The records:
------------------------------------------------------------

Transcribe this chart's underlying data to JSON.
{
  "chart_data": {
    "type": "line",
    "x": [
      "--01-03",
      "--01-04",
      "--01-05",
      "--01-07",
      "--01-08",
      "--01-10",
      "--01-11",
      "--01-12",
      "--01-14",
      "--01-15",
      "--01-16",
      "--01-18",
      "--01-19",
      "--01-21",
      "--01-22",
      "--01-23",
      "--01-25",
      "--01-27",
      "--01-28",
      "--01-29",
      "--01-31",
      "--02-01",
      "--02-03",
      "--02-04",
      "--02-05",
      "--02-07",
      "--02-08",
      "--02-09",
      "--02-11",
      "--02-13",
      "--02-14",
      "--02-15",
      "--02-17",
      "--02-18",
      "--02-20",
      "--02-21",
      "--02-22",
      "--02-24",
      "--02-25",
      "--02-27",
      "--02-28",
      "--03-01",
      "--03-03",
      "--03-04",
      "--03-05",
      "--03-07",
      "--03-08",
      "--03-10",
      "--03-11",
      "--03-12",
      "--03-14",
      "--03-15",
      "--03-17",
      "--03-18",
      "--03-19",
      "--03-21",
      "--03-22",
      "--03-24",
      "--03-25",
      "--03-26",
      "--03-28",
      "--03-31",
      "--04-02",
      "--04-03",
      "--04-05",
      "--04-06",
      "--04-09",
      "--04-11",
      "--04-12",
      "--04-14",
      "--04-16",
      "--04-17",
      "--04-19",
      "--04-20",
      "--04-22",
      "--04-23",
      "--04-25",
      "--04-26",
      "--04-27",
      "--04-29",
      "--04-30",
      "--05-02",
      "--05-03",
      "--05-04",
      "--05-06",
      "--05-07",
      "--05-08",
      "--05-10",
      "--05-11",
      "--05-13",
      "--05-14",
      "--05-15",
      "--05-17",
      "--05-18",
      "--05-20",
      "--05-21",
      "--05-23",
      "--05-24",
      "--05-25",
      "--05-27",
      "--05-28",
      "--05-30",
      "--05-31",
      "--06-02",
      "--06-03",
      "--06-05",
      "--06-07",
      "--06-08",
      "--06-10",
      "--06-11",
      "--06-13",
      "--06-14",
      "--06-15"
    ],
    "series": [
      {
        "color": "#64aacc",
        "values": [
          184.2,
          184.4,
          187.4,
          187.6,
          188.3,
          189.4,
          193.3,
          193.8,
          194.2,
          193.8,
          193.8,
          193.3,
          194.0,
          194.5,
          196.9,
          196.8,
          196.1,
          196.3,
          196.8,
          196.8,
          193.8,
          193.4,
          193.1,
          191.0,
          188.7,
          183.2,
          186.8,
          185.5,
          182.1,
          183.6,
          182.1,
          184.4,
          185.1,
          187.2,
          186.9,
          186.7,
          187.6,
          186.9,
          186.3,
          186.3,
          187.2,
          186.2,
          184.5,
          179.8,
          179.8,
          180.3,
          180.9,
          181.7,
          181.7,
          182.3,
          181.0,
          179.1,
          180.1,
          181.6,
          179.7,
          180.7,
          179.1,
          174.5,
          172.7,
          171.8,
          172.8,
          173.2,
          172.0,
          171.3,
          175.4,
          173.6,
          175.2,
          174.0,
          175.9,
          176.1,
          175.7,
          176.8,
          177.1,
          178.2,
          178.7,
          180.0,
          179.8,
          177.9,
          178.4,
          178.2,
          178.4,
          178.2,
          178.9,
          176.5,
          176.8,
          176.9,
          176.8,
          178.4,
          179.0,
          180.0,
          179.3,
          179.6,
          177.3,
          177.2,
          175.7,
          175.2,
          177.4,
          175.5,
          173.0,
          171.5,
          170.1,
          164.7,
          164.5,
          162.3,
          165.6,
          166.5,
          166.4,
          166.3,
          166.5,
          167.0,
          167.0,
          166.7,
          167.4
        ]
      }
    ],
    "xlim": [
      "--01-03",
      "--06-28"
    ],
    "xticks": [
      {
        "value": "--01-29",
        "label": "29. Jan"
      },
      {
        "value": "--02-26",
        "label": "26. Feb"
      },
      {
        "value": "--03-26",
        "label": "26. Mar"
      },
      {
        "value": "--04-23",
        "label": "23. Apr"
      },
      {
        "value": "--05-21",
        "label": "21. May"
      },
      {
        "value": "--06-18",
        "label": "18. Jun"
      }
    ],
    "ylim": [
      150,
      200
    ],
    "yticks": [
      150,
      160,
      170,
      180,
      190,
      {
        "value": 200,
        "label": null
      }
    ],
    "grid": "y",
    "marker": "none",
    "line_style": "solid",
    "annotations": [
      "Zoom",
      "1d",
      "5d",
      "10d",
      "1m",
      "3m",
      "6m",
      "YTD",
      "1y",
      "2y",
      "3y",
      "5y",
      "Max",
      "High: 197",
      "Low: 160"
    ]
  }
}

------------------------------------------------------------

The problem: Repeat the data precisely, line by line.

Final result:
Transcribe this chart's underlying data to JSON.
{
  "chart_data": {
    "type": "line",
    "x": [
      "--01-03",
      "--01-04",
      "--01-05",
      "--01-07",
      "--01-08",
      "--01-10",
      "--01-11",
      "--01-12",
      "--01-14",
      "--01-15",
      "--01-16",
      "--01-18",
      "--01-19",
      "--01-21",
      "--01-22",
      "--01-23",
      "--01-25",
      "--01-27",
      "--01-28",
      "--01-29",
      "--01-31",
      "--02-01",
      "--02-03",
      "--02-04",
      "--02-05",
      "--02-07",
      "--02-08",
      "--02-09",
      "--02-11",
      "--02-13",
      "--02-14",
      "--02-15",
      "--02-17",
      "--02-18",
      "--02-20",
      "--02-21",
      "--02-22",
      "--02-24",
      "--02-25",
      "--02-27",
      "--02-28",
      "--03-01",
      "--03-03",
      "--03-04",
      "--03-05",
      "--03-07",
      "--03-08",
      "--03-10",
      "--03-11",
      "--03-12",
      "--03-14",
      "--03-15",
      "--03-17",
      "--03-18",
      "--03-19",
      "--03-21",
      "--03-22",
      "--03-24",
      "--03-25",
      "--03-26",
      "--03-28",
      "--03-31",
      "--04-02",
      "--04-03",
      "--04-05",
      "--04-06",
      "--04-09",
      "--04-11",
      "--04-12",
      "--04-14",
      "--04-16",
      "--04-17",
      "--04-19",
      "--04-20",
      "--04-22",
      "--04-23",
      "--04-25",
      "--04-26",
      "--04-27",
      "--04-29",
      "--04-30",
      "--05-02",
      "--05-03",
      "--05-04",
      "--05-06",
      "--05-07",
      "--05-08",
      "--05-10",
      "--05-11",
      "--05-13",
      "--05-14",
      "--05-15",
      "--05-17",
      "--05-18",
      "--05-20",
      "--05-21",
      "--05-23",
      "--05-24",
      "--05-25",
      "--05-27",
      "--05-28",
      "--05-30",
      "--05-31",
      "--06-02",
      "--06-03",
      "--06-05",
      "--06-07",
      "--06-08",
      "--06-10",
      "--06-11",
      "--06-13",
      "--06-14",
      "--06-15"
    ],
    "series": [
      {
        "color": "#64aacc",
        "values": [
          184.2,
          184.4,
          187.4,
          187.6,
          188.3,
          189.4,
          193.3,
          193.8,
          194.2,
          193.8,
          193.8,
          193.3,
          194.0,
          194.5,
          196.9,
          196.8,
          196.1,
          196.3,
          196.8,
          196.8,
          193.8,
          193.4,
          193.1,
          191.0,
          188.7,
          183.2,
          186.8,
          185.5,
          182.1,
          183.6,
          182.1,
          184.4,
          185.1,
          187.2,
          186.9,
          186.7,
          187.6,
          186.9,
          186.3,
          186.3,
          187.2,
          186.2,
          184.5,
          179.8,
          179.8,
          180.3,
          180.9,
          181.7,
          181.7,
          182.3,
          181.0,
          179.1,
          180.1,
          181.6,
          179.7,
          180.7,
          179.1,
          174.5,
          172.7,
          171.8,
          172.8,
          173.2,
          172.0,
          171.3,
          175.4,
          173.6,
          175.2,
          174.0,
          175.9,
          176.1,
          175.7,
          176.8,
          177.1,
          178.2,
          178.7,
          180.0,
          179.8,
          177.9,
          178.4,
          178.2,
          178.4,
          178.2,
          178.9,
          176.5,
          176.8,
          176.9,
          176.8,
          178.4,
          179.0,
          180.0,
          179.3,
          179.6,
          177.3,
          177.2,
          175.7,
          175.2,
          177.4,
          175.5,
          173.0,
          171.5,
          170.1,
          164.7,
          164.5,
          162.3,
          165.6,
          166.5,
          166.4,
          166.3,
          166.5,
          167.0,
          167.0,
          166.7,
          167.4
        ]
      }
    ],
    "xlim": [
      "--01-03",
      "--06-28"
    ],
    "xticks": [
      {
        "value": "--01-29",
        "label": "29. Jan"
      },
      {
        "value": "--02-26",
        "label": "26. Feb"
      },
      {
        "value": "--03-26",
        "label": "26. Mar"
      },
      {
        "value": "--04-23",
        "label": "23. Apr"
      },
      {
        "value": "--05-21",
        "label": "21. May"
      },
      {
        "value": "--06-18",
        "label": "18. Jun"
      }
    ],
    "ylim": [
      150,
      200
    ],
    "yticks": [
      150,
      160,
      170,
      180,
      190,
      {
        "value": 200,
        "label": null
      }
    ],
    "grid": "y",
    "marker": "none",
    "line_style": "solid",
    "annotations": [
      "Zoom",
      "1d",
      "5d",
      "10d",
      "1m",
      "3m",
      "6m",
      "YTD",
      "1y",
      "2y",
      "3y",
      "5y",
      "Max",
      "High: 197",
      "Low: 160"
    ]
  }
}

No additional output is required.